→ **GOAL**:
Gather up the lines with the word "einem" in them.

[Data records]
━━━━━━━━━━━━━━━━━━━━━━━━━━━━━━

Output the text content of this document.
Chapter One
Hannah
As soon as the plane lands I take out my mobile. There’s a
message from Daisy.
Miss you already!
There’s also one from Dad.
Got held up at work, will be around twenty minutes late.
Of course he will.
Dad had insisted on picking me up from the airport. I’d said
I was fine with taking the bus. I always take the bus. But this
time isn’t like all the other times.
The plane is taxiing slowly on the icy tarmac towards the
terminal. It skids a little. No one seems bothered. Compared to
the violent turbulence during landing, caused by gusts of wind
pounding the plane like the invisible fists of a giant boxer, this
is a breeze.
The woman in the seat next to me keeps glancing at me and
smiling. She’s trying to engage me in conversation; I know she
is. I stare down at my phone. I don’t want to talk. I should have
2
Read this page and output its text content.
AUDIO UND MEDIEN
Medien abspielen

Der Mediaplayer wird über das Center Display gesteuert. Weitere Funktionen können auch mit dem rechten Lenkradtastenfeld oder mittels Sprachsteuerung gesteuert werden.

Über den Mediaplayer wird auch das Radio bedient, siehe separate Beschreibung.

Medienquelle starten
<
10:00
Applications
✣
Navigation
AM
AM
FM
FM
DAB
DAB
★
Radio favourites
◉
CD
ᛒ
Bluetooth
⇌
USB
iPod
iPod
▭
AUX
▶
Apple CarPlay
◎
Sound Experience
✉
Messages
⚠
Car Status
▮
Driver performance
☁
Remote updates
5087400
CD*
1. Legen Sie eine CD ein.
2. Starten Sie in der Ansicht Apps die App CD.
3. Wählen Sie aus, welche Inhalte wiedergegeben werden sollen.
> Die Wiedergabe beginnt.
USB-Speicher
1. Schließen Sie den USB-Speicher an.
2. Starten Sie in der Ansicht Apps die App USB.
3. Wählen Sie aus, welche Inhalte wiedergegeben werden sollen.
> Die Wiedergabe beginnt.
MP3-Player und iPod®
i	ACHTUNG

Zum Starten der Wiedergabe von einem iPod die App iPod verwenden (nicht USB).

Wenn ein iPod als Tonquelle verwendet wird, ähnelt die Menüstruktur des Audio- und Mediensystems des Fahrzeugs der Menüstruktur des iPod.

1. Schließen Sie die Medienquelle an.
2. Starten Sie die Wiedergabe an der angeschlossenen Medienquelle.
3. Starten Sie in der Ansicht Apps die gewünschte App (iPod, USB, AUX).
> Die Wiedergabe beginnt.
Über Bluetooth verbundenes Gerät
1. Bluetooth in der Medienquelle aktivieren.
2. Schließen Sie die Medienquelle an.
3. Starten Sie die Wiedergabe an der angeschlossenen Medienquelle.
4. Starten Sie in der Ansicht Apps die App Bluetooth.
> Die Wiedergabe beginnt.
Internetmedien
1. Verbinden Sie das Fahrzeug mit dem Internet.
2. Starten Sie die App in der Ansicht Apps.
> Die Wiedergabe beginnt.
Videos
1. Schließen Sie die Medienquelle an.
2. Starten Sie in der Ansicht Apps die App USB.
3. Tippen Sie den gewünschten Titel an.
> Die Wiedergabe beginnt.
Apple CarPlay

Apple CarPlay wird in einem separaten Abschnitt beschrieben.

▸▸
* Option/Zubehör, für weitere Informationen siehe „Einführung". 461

━━━━━━━━━━━━━━━━━━━━━━━━━━━━━━

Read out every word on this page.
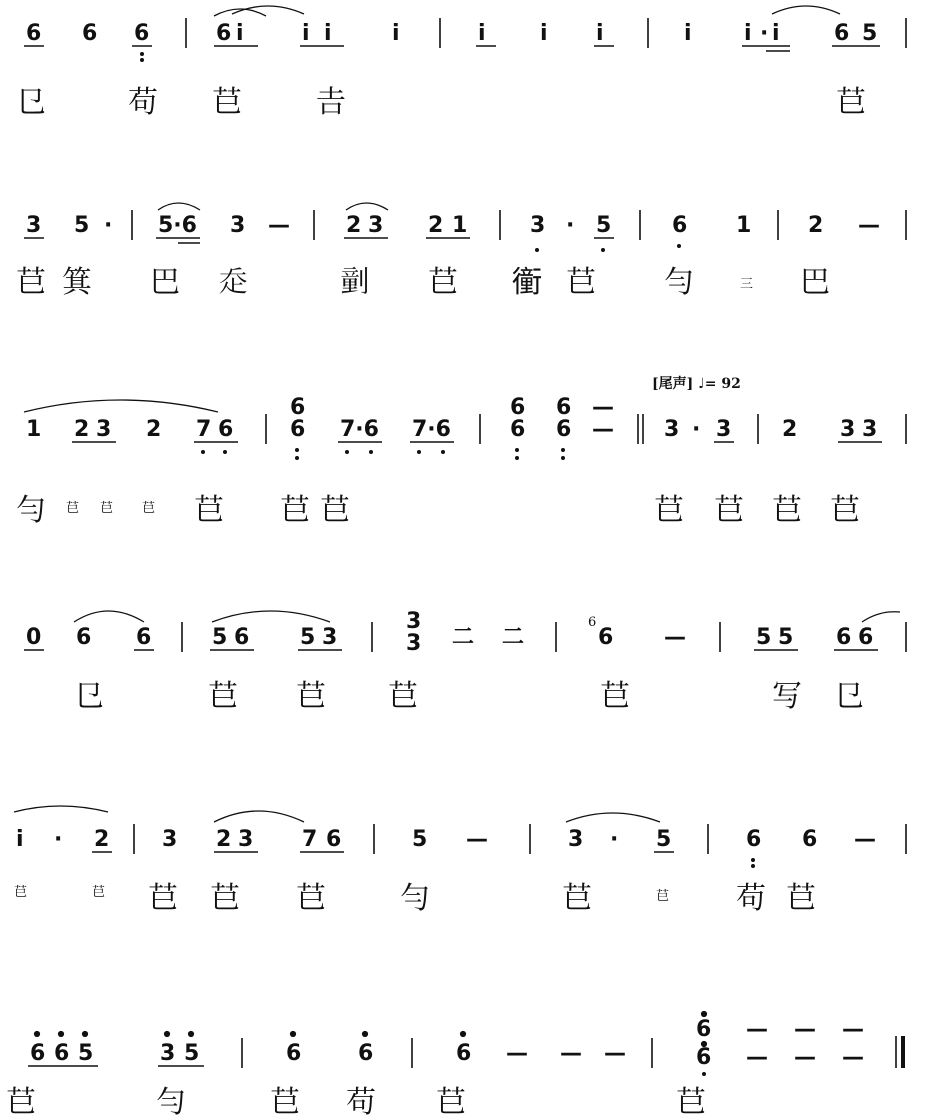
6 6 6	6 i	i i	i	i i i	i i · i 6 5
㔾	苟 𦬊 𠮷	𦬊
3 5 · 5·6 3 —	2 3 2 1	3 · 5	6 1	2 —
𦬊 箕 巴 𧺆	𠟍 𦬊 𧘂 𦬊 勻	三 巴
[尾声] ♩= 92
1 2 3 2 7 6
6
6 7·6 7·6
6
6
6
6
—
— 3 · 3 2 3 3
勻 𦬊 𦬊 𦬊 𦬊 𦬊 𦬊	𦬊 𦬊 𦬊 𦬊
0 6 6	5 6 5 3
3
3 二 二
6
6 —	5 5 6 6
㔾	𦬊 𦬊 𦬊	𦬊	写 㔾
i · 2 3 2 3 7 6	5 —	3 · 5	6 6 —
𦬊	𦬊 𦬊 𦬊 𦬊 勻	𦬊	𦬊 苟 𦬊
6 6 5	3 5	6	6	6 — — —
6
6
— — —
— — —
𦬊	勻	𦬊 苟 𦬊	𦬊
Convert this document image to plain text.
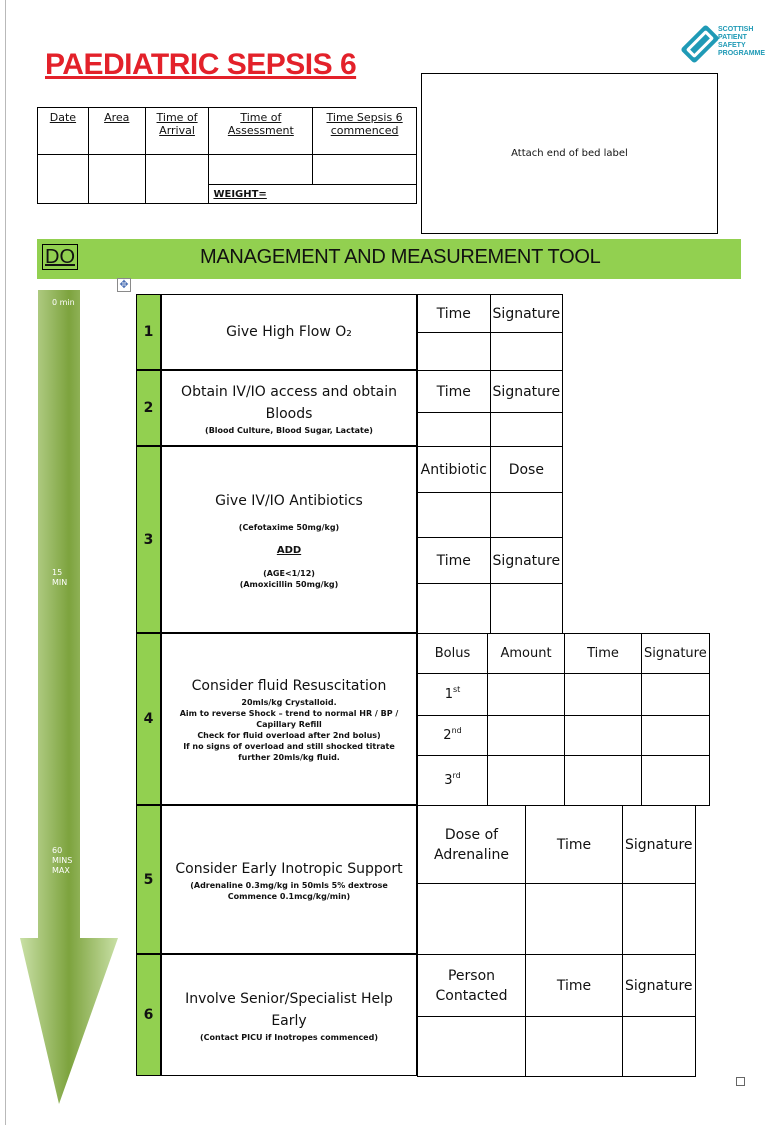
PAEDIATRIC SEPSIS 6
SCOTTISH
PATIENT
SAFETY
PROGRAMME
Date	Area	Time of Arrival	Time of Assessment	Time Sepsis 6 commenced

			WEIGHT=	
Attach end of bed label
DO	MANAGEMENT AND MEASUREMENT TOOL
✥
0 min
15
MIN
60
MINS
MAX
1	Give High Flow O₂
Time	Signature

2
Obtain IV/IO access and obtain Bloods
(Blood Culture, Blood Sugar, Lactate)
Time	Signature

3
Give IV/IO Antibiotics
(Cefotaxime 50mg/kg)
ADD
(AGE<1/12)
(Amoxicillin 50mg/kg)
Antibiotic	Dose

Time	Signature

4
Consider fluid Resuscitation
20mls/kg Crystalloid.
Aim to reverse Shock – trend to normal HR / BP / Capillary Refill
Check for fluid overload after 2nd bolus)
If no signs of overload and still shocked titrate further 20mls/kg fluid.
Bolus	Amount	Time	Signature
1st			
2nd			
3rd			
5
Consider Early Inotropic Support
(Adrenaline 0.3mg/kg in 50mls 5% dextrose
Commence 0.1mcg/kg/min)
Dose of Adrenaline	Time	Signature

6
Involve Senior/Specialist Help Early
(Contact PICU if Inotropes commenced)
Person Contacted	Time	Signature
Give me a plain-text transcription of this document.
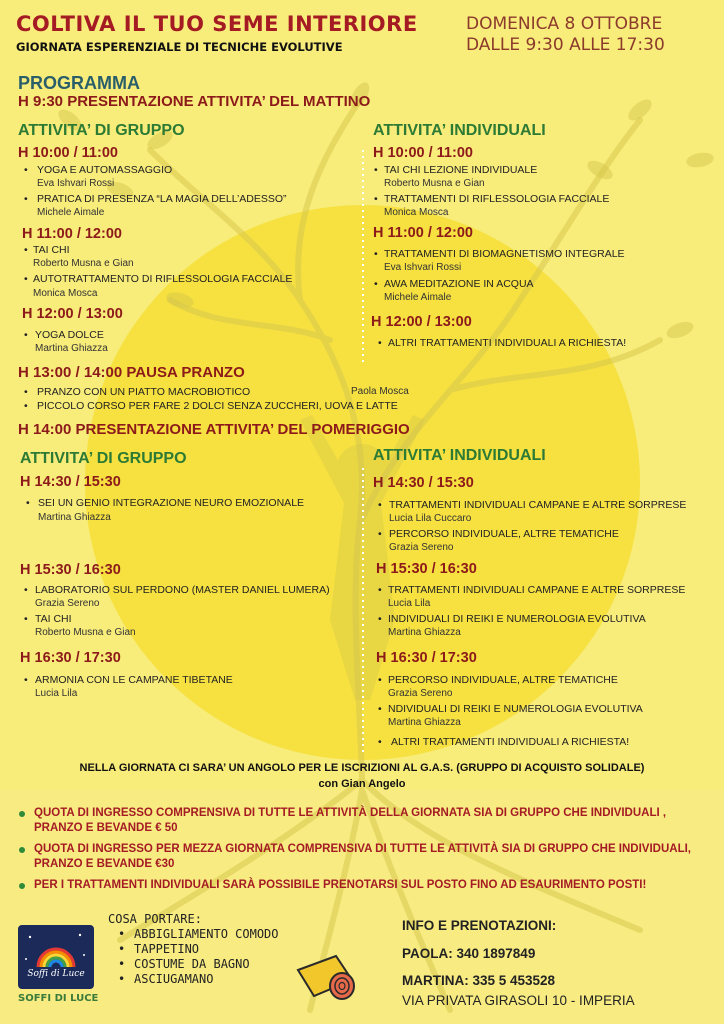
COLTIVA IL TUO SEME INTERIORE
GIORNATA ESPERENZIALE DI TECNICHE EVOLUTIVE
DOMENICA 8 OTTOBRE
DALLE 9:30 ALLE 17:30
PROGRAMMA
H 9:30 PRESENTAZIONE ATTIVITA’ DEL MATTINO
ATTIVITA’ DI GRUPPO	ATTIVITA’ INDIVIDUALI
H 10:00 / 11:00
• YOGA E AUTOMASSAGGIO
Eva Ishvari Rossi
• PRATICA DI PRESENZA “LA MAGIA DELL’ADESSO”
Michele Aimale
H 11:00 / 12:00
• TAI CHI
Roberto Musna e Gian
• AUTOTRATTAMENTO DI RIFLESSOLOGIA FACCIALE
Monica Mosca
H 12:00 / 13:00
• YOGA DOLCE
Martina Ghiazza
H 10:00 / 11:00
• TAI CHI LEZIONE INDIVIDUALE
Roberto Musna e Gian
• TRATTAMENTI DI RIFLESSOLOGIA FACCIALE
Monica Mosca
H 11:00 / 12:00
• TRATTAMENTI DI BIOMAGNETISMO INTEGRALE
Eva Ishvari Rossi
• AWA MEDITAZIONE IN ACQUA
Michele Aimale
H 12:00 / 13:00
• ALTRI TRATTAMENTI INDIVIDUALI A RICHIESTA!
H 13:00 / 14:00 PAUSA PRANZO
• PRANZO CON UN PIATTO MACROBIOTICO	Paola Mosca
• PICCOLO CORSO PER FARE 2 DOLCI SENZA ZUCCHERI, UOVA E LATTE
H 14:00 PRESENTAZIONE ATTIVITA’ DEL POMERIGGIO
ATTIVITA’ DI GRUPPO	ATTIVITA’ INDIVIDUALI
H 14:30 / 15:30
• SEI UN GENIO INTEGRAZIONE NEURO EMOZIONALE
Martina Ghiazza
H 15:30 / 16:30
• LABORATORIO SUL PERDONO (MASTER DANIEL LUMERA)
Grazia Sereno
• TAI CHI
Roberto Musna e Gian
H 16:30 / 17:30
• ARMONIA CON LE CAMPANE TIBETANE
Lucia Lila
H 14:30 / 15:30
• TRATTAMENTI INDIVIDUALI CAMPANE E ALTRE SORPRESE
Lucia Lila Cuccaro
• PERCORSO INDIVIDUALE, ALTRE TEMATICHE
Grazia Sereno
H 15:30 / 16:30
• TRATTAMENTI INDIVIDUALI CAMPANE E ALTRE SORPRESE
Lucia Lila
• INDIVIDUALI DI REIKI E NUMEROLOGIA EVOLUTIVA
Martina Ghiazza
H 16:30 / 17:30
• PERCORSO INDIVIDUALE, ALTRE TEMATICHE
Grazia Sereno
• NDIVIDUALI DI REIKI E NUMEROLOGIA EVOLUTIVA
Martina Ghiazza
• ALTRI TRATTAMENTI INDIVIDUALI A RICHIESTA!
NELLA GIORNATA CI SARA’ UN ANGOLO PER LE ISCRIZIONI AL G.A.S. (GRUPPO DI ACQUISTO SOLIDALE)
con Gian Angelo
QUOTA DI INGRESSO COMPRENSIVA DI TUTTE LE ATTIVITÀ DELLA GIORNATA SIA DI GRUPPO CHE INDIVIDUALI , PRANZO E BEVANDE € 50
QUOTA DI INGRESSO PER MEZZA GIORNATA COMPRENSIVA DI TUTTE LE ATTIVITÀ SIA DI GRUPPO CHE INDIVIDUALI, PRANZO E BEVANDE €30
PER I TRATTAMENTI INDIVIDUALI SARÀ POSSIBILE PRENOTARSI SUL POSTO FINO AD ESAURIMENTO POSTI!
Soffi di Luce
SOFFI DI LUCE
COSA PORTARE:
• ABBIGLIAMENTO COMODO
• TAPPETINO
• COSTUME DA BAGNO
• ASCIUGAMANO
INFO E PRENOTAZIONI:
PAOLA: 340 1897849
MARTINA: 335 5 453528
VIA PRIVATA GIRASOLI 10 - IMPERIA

━━━━━━━━━━━━━━━━━━━━━━━━━━━━━━

→ **IN RESPONSE**:
Zum Starten der Wiedergabe von einem iPod die App iPod verwenden (nicht USB).
Apple CarPlay wird in einem separaten Abschnitt beschrieben.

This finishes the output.